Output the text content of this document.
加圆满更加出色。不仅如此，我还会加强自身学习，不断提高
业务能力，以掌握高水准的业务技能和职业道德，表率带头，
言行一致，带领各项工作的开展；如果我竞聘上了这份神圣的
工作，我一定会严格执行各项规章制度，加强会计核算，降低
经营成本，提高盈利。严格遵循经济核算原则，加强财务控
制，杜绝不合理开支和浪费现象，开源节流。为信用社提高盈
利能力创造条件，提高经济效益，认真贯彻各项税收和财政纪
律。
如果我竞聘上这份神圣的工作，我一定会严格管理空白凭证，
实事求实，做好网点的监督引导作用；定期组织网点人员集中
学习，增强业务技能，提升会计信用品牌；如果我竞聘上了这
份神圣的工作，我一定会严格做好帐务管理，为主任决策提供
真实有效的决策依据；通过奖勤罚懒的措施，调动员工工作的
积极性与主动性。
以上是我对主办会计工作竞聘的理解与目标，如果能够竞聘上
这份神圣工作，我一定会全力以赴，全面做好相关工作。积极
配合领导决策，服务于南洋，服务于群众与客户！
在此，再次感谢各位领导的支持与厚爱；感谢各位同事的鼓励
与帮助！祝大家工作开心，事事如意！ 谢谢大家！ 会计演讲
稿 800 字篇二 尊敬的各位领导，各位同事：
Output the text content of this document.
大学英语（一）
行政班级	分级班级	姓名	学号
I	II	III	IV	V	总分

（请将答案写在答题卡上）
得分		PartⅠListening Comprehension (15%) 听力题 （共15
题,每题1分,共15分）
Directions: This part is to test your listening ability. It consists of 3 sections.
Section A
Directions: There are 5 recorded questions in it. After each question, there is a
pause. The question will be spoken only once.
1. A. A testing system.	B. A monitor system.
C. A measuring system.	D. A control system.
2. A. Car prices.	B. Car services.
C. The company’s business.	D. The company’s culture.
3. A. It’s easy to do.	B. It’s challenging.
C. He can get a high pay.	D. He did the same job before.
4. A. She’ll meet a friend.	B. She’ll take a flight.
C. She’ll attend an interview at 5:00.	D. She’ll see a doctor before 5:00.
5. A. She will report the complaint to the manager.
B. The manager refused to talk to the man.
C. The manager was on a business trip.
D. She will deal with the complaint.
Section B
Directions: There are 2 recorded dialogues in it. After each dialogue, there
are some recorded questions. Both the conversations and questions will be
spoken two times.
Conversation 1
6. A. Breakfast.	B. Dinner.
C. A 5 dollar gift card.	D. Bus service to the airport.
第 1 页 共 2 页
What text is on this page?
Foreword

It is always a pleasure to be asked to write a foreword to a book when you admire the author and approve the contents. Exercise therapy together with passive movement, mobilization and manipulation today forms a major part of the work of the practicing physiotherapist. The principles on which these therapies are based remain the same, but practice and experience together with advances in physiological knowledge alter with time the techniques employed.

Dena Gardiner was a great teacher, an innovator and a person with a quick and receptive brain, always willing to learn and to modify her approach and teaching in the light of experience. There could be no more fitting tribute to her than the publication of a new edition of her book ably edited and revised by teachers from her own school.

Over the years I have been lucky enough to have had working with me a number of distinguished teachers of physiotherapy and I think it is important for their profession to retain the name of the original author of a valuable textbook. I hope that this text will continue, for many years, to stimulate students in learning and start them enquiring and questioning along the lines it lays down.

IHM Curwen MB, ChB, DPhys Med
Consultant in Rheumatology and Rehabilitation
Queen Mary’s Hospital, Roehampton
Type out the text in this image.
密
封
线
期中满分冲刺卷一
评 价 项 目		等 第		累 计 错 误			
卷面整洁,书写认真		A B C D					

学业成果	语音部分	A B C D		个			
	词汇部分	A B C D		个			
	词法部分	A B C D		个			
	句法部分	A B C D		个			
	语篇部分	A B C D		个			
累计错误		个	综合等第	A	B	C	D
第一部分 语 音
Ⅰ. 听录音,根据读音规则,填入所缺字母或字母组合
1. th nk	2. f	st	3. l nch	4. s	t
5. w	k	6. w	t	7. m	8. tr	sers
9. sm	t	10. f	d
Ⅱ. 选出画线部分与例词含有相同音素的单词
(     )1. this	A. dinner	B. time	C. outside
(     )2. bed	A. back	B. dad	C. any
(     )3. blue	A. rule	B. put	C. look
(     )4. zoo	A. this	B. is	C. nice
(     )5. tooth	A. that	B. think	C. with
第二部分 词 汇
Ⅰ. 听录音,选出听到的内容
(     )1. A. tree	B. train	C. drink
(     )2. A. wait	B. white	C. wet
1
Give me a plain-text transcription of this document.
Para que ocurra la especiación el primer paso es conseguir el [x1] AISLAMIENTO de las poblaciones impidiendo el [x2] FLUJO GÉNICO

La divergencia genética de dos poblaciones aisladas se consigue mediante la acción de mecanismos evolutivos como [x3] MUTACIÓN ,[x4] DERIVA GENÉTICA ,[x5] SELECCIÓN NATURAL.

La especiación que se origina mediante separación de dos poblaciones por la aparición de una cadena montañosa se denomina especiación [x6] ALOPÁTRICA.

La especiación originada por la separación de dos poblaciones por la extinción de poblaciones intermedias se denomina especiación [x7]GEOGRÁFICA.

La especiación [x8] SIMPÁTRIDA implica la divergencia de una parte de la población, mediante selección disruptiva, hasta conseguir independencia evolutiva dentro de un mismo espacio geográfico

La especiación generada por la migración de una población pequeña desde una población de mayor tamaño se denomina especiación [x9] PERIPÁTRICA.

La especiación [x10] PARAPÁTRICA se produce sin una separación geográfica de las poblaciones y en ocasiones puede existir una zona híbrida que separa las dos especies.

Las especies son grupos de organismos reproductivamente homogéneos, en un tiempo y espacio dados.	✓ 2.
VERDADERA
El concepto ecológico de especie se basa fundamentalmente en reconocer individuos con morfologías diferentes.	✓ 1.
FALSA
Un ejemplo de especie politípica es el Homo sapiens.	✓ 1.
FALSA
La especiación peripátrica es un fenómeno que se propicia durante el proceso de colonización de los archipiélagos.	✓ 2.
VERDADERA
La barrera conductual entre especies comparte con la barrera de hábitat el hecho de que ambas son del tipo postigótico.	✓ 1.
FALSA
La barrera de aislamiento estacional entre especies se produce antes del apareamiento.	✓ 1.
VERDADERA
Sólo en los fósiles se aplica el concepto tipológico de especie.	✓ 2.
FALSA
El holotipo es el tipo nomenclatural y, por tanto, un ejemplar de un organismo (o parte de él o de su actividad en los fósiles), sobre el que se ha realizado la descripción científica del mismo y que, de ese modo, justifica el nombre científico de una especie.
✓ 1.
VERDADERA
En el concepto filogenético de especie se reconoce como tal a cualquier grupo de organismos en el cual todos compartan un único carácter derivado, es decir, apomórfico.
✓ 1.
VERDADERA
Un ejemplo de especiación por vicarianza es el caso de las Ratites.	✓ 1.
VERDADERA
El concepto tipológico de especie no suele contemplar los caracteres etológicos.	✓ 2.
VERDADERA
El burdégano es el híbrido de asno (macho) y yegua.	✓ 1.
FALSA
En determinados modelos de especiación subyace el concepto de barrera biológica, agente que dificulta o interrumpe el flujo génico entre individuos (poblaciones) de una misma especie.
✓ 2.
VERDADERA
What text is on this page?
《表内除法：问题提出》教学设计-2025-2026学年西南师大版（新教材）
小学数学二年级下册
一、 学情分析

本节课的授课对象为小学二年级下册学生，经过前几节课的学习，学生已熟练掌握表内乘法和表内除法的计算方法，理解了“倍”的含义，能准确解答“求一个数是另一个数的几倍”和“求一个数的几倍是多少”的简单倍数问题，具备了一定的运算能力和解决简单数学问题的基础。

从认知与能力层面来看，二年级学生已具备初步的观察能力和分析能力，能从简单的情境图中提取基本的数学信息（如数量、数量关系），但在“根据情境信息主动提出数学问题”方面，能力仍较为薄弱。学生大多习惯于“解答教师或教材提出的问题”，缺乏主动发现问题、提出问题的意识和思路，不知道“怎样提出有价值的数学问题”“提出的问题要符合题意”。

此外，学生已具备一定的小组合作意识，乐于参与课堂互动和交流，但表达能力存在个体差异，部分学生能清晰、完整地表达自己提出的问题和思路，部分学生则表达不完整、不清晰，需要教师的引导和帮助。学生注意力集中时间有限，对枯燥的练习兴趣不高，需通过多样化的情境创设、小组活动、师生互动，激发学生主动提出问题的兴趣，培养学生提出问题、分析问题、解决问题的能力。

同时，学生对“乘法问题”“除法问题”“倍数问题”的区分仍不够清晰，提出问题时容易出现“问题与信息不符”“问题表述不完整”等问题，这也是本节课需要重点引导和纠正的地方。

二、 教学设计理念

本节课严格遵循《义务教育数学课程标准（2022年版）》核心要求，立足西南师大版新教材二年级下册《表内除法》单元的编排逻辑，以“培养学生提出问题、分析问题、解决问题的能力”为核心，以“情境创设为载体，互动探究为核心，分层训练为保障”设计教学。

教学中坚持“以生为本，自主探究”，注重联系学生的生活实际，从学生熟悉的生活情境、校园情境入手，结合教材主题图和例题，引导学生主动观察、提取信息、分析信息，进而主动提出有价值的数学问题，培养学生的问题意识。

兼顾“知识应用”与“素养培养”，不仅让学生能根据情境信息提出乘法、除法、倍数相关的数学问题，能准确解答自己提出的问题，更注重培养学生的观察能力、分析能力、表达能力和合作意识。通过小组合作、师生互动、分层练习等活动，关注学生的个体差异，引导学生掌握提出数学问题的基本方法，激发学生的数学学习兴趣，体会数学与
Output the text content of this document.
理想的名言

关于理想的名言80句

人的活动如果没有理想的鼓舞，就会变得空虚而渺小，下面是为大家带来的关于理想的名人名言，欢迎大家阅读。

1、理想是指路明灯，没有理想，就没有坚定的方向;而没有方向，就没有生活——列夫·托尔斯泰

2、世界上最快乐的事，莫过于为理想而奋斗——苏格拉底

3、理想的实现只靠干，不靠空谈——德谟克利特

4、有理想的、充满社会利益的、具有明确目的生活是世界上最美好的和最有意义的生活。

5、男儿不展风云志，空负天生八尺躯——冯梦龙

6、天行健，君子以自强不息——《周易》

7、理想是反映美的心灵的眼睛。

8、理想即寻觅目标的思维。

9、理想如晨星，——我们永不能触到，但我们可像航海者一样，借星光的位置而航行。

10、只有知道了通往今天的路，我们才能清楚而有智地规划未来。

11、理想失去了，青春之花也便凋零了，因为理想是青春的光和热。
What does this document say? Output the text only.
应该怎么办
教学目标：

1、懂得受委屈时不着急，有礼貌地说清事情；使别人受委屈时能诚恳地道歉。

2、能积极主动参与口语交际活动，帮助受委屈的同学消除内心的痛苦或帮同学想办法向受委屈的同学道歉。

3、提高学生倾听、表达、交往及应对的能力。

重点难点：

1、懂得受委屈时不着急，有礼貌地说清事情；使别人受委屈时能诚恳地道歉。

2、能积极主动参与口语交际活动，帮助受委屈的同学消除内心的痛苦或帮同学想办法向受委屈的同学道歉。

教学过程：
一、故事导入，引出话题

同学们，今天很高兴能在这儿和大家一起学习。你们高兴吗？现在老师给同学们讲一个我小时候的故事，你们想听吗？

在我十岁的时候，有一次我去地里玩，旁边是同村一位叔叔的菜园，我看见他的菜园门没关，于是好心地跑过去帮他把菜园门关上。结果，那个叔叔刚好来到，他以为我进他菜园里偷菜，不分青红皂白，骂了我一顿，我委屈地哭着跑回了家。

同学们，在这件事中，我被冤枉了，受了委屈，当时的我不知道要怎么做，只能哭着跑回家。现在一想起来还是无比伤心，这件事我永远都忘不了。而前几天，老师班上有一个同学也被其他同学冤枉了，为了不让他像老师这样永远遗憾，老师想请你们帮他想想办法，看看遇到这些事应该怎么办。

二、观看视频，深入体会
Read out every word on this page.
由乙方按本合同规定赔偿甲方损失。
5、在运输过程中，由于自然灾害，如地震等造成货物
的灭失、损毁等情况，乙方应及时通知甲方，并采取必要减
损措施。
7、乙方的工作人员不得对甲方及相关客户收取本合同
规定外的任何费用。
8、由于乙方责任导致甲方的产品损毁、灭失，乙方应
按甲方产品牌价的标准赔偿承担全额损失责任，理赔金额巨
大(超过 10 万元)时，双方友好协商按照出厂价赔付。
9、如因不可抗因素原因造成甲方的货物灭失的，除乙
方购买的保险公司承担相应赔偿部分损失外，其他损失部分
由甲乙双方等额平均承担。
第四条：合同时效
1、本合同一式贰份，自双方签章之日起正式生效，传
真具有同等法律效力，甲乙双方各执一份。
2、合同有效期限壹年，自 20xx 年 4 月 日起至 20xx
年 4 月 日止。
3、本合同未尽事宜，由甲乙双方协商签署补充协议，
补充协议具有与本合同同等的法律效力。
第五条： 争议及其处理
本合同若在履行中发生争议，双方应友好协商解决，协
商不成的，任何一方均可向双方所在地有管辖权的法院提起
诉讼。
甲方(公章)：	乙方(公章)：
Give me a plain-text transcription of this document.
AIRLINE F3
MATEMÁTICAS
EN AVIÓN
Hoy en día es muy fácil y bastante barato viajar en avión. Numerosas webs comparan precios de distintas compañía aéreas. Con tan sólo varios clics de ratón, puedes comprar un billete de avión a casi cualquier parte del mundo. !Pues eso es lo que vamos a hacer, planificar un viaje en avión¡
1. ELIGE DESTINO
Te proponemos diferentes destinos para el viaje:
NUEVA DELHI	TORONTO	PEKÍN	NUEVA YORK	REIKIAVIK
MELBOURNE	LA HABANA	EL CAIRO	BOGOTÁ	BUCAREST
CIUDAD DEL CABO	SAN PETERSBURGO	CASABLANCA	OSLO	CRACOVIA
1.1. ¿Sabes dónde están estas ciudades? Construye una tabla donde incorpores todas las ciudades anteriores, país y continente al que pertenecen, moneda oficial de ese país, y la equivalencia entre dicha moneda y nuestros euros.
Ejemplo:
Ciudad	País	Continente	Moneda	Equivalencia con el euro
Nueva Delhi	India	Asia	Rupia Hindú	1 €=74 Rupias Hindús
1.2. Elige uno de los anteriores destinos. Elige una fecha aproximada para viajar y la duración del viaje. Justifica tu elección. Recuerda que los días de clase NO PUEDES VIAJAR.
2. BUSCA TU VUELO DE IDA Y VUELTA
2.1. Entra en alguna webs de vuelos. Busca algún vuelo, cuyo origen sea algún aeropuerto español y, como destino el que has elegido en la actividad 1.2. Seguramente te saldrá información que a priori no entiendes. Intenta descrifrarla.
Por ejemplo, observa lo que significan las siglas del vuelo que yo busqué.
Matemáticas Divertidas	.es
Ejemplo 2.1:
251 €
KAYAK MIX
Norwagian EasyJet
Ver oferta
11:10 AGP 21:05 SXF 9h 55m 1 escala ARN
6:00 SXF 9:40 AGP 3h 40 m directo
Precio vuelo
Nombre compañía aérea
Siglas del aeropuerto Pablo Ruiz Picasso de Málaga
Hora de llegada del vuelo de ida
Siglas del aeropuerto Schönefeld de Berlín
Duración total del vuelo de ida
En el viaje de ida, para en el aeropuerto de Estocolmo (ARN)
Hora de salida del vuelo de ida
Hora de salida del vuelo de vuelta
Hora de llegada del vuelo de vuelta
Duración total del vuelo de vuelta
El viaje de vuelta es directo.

## SHORT PROBLEM
From the entries above, copy each line holding "questions".

## SOLUTION TO THIS EXERCISE
Directions: There are 5 recorded questions in it. After each question, there is a
are some recorded questions. Both the conversations and questions will be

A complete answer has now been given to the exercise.